======== RECORDS SUPPLIED ========

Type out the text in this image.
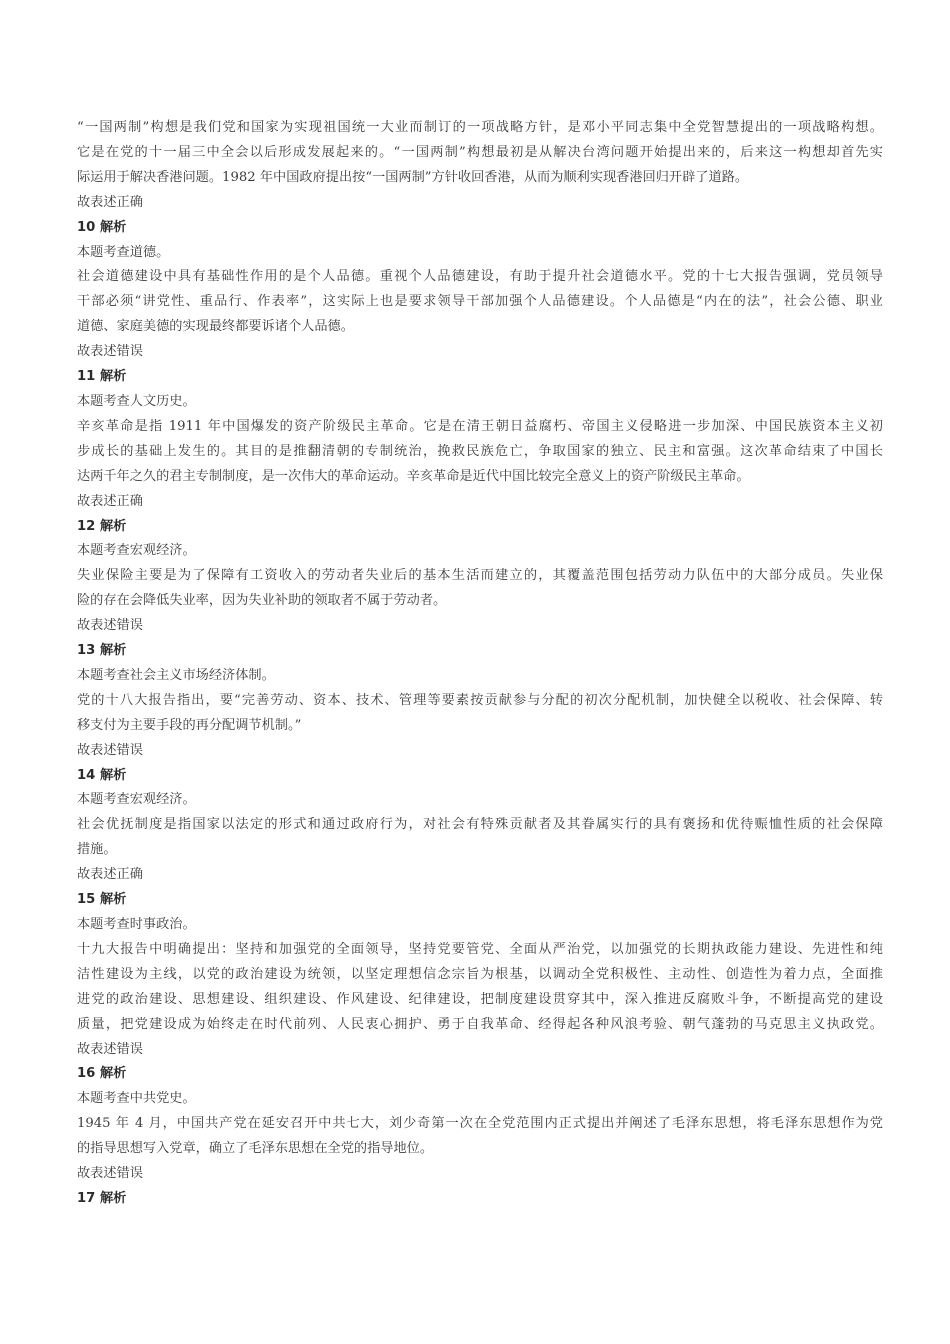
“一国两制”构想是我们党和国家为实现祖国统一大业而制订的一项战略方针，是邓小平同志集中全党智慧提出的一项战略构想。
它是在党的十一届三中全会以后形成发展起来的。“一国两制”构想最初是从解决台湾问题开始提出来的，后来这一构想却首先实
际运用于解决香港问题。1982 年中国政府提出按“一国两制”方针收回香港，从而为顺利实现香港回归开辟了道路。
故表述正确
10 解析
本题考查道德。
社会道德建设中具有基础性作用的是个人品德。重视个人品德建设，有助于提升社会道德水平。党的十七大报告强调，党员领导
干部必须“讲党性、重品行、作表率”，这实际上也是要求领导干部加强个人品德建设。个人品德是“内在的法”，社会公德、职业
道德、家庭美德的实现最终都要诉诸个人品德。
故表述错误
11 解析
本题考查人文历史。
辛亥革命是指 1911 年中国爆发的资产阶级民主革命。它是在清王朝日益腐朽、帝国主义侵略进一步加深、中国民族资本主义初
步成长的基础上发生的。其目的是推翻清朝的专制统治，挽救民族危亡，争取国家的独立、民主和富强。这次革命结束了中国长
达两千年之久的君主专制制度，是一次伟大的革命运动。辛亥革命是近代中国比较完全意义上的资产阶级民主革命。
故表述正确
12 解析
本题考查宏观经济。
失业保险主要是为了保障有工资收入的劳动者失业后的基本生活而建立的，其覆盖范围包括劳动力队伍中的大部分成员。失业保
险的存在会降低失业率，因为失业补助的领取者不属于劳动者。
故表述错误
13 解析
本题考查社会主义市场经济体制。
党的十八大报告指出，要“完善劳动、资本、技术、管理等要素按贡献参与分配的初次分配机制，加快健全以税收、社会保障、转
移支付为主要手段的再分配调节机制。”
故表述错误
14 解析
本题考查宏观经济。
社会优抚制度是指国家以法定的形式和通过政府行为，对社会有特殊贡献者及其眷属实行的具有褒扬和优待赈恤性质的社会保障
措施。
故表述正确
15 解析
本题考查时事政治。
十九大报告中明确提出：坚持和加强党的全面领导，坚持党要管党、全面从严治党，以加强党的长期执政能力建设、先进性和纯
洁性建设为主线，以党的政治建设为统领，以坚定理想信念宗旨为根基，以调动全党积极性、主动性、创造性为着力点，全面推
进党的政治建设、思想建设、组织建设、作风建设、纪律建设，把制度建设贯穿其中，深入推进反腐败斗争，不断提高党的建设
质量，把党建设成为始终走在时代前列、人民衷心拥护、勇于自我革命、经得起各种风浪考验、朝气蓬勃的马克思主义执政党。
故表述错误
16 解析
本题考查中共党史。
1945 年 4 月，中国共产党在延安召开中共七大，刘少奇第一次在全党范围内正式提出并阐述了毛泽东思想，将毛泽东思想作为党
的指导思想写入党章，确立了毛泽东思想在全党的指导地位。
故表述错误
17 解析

========

■ EXERCISE OBJECTIVE
Examine the records and pull out every line where the string "一国两制" occurs.

■ WRITTEN RESPONSE
“一国两制”构想是我们党和国家为实现祖国统一大业而制订的一项战略方针，是邓小平同志集中全党智慧提出的一项战略构想。
它是在党的十一届三中全会以后形成发展起来的。“一国两制”构想最初是从解决台湾问题开始提出来的，后来这一构想却首先实
际运用于解决香港问题。1982 年中国政府提出按“一国两制”方针收回香港，从而为顺利实现香港回归开辟了道路。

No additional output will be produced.